Skip the images and copy each record exactly as written.

-------- Data excerpts

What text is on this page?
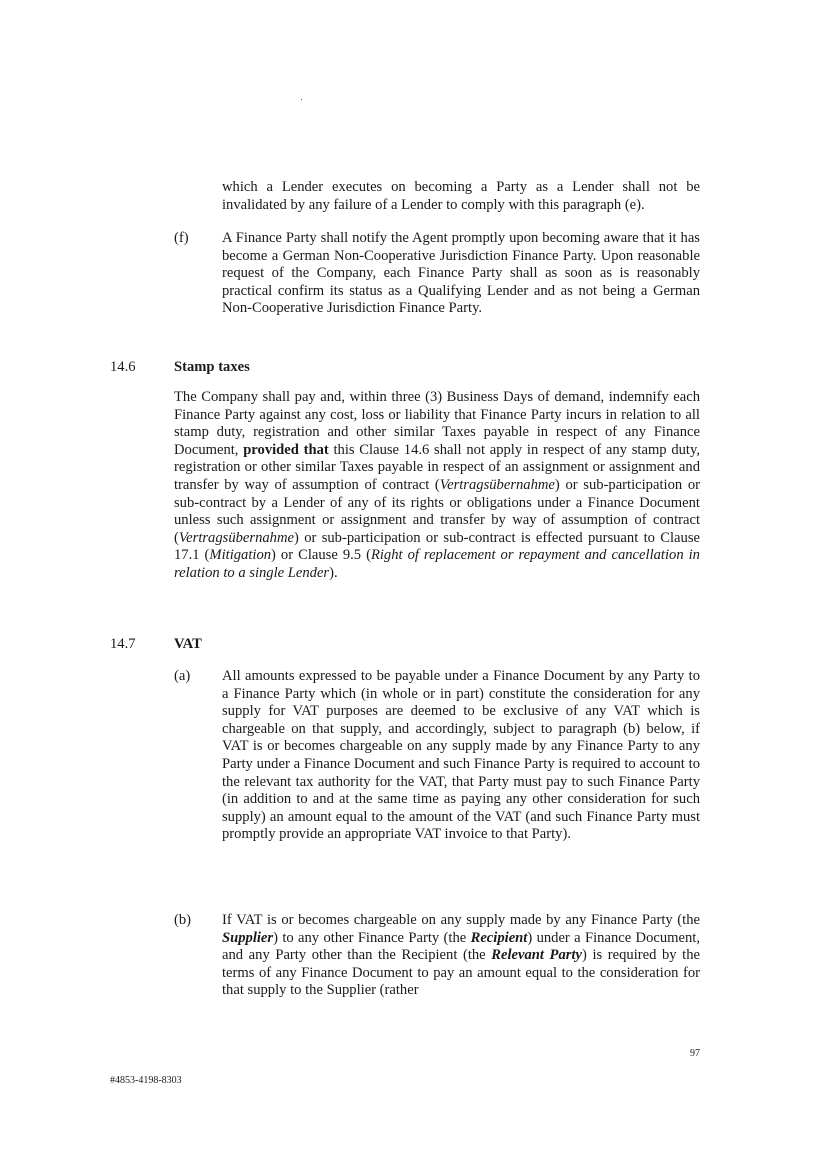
which a Lender executes on becoming a Party as a Lender shall not be invalidated by any failure of a Lender to comply with this paragraph (e).

(f) A Finance Party shall notify the Agent promptly upon becoming aware that it has become a German Non-Cooperative Jurisdiction Finance Party. Upon reasonable request of the Company, each Finance Party shall as soon as is reasonably practical confirm its status as a Qualifying Lender and as not being a German Non-Cooperative Jurisdiction Finance Party.

14.6	Stamp taxes

The Company shall pay and, within three (3) Business Days of demand, indemnify each Finance Party against any cost, loss or liability that Finance Party incurs in relation to all stamp duty, registration and other similar Taxes payable in respect of any Finance Document, provided that this Clause 14.6 shall not apply in respect of any stamp duty, registration or other similar Taxes payable in respect of an assignment or assignment and transfer by way of assumption of contract (Vertragsübernahme) or sub-participation or sub-contract by a Lender of any of its rights or obligations under a Finance Document unless such assignment or assignment and transfer by way of assumption of contract (Vertragsübernahme) or sub-participation or sub-contract is effected pursuant to Clause 17.1 (Mitigation) or Clause 9.5 (Right of replacement or repayment and cancellation in relation to a single Lender).

14.7	VAT
(a) All amounts expressed to be payable under a Finance Document by any Party to a Finance Party which (in whole or in part) constitute the consideration for any supply for VAT purposes are deemed to be exclusive of any VAT which is chargeable on that supply, and accordingly, subject to paragraph (b) below, if VAT is or becomes chargeable on any supply made by any Finance Party to any Party under a Finance Document and such Finance Party is required to account to the relevant tax authority for the VAT, that Party must pay to such Finance Party (in addition to and at the same time as paying any other consideration for such supply) an amount equal to the amount of the VAT (and such Finance Party must promptly provide an appropriate VAT invoice to that Party).

(b) If VAT is or becomes chargeable on any supply made by any Finance Party (the Supplier) to any other Finance Party (the Recipient) under a Finance Document, and any Party other than the Recipient (the Relevant Party) is required by the terms of any Finance Document to pay an amount equal to the consideration for that supply to the Supplier (rather

97
#4853-4198-8303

----------------

** Complete output **
What text is on this page?
which a Lender executes on becoming a Party as a Lender shall not be invalidated by any failure of a Lender to comply with this paragraph (e).

(f) A Finance Party shall notify the Agent promptly upon becoming aware that it has become a German Non-Cooperative Jurisdiction Finance Party. Upon reasonable request of the Company, each Finance Party shall as soon as is reasonably practical confirm its status as a Qualifying Lender and as not being a German Non-Cooperative Jurisdiction Finance Party.

14.6	Stamp taxes

The Company shall pay and, within three (3) Business Days of demand, indemnify each Finance Party against any cost, loss or liability that Finance Party incurs in relation to all stamp duty, registration and other similar Taxes payable in respect of any Finance Document, provided that this Clause 14.6 shall not apply in respect of any stamp duty, registration or other similar Taxes payable in respect of an assignment or assignment and transfer by way of assumption of contract (Vertragsübernahme) or sub-participation or sub-contract by a Lender of any of its rights or obligations under a Finance Document unless such assignment or assignment and transfer by way of assumption of contract (Vertragsübernahme) or sub-participation or sub-contract is effected pursuant to Clause 17.1 (Mitigation) or Clause 9.5 (Right of replacement or repayment and cancellation in relation to a single Lender).

14.7	VAT
(a) All amounts expressed to be payable under a Finance Document by any Party to a Finance Party which (in whole or in part) constitute the consideration for any supply for VAT purposes are deemed to be exclusive of any VAT which is chargeable on that supply, and accordingly, subject to paragraph (b) below, if VAT is or becomes chargeable on any supply made by any Finance Party to any Party under a Finance Document and such Finance Party is required to account to the relevant tax authority for the VAT, that Party must pay to such Finance Party (in addition to and at the same time as paying any other consideration for such supply) an amount equal to the amount of the VAT (and such Finance Party must promptly provide an appropriate VAT invoice to that Party).

(b) If VAT is or becomes chargeable on any supply made by any Finance Party (the Supplier) to any other Finance Party (the Recipient) under a Finance Document, and any Party other than the Recipient (the Relevant Party) is required by the terms of any Finance Document to pay an amount equal to the consideration for that supply to the Supplier (rather

97
#4853-4198-8303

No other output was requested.